— start —
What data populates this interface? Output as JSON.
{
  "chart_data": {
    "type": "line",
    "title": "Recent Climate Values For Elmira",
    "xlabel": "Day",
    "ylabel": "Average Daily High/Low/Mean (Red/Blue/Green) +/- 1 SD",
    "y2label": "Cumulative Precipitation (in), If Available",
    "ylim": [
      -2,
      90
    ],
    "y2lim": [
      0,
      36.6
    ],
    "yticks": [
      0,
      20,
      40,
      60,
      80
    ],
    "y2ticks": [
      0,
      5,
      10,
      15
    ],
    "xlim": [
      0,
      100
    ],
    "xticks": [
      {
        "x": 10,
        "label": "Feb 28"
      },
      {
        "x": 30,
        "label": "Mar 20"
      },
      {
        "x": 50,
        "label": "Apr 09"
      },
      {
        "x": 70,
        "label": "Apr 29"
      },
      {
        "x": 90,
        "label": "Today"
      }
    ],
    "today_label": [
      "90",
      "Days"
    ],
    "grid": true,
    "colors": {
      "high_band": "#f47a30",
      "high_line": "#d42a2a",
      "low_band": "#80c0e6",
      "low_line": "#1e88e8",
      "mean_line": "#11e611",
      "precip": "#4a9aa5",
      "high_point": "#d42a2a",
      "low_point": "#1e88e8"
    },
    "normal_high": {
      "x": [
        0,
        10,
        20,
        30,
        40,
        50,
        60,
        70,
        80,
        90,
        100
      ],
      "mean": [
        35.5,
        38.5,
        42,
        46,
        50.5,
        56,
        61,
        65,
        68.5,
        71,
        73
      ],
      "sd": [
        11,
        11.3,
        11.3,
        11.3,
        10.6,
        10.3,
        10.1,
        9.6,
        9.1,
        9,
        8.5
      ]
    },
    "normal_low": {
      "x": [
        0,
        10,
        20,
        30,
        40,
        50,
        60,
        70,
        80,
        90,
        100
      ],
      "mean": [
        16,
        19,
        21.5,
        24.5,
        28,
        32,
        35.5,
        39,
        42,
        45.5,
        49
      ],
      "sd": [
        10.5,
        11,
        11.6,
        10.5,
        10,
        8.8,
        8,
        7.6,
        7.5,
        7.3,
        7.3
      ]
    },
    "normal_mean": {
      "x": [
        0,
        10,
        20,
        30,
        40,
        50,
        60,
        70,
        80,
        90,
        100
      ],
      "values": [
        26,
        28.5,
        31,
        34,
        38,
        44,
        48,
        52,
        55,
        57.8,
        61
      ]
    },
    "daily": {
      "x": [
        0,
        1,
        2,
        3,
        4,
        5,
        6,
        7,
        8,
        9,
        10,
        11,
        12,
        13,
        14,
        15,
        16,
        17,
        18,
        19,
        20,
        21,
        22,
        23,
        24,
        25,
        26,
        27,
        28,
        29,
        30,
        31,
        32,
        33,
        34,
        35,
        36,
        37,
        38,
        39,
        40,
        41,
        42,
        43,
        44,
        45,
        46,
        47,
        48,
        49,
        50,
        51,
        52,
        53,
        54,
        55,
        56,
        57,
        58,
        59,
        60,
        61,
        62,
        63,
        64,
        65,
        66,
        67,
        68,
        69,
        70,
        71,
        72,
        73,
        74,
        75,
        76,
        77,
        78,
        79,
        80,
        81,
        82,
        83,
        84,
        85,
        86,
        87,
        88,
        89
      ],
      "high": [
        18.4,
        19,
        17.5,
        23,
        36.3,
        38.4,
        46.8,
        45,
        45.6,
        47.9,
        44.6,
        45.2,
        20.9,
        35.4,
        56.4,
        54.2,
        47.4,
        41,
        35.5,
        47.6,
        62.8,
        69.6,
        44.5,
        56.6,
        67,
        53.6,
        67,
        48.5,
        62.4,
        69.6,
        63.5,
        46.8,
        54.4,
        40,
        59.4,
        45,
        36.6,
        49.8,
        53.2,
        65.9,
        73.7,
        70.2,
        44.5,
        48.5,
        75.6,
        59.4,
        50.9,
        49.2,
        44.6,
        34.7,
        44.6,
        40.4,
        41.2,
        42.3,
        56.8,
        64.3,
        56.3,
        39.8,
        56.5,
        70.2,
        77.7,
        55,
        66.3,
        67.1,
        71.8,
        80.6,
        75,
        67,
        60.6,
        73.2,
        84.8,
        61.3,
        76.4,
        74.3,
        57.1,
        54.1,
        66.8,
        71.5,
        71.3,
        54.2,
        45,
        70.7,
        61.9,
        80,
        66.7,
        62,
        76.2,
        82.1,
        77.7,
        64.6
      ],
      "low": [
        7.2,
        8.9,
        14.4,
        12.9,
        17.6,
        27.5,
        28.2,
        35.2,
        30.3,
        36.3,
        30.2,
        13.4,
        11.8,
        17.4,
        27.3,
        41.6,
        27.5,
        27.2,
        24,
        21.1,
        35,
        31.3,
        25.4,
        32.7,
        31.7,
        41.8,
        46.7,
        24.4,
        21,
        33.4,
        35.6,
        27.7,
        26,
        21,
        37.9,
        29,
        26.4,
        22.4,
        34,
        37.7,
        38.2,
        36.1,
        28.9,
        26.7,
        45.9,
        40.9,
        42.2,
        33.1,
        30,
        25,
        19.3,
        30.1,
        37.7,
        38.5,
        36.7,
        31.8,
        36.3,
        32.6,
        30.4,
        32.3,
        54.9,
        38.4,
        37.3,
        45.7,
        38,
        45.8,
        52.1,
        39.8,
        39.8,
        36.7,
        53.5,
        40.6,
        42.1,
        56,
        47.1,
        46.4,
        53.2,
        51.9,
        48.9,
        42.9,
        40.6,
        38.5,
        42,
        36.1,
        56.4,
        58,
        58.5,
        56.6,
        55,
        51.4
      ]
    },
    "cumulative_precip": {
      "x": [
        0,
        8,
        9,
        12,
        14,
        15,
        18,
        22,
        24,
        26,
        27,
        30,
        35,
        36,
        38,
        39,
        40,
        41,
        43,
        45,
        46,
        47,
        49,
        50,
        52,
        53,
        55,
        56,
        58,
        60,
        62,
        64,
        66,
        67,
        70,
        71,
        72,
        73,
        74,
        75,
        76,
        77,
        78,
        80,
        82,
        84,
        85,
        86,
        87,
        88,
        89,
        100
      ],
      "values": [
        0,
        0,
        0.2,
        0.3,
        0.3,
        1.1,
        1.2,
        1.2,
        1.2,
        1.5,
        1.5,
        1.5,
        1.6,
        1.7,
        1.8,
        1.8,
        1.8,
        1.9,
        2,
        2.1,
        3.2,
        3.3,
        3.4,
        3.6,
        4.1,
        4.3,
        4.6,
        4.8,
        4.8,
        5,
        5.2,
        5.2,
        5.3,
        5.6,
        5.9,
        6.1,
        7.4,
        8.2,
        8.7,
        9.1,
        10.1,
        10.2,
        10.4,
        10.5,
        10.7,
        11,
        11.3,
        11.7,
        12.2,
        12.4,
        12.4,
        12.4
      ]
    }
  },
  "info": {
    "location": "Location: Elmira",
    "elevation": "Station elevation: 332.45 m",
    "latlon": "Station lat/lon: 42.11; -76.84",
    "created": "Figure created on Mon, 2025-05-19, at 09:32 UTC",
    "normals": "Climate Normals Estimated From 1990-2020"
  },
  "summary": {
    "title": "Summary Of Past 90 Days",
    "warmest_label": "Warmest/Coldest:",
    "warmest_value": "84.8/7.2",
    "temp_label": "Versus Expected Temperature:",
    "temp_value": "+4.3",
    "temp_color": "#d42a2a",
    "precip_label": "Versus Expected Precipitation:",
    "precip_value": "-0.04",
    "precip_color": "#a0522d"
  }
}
— end —
**Task:** Give only the count of lines in this material that contain the string "Versus".

**Problem solution:** 2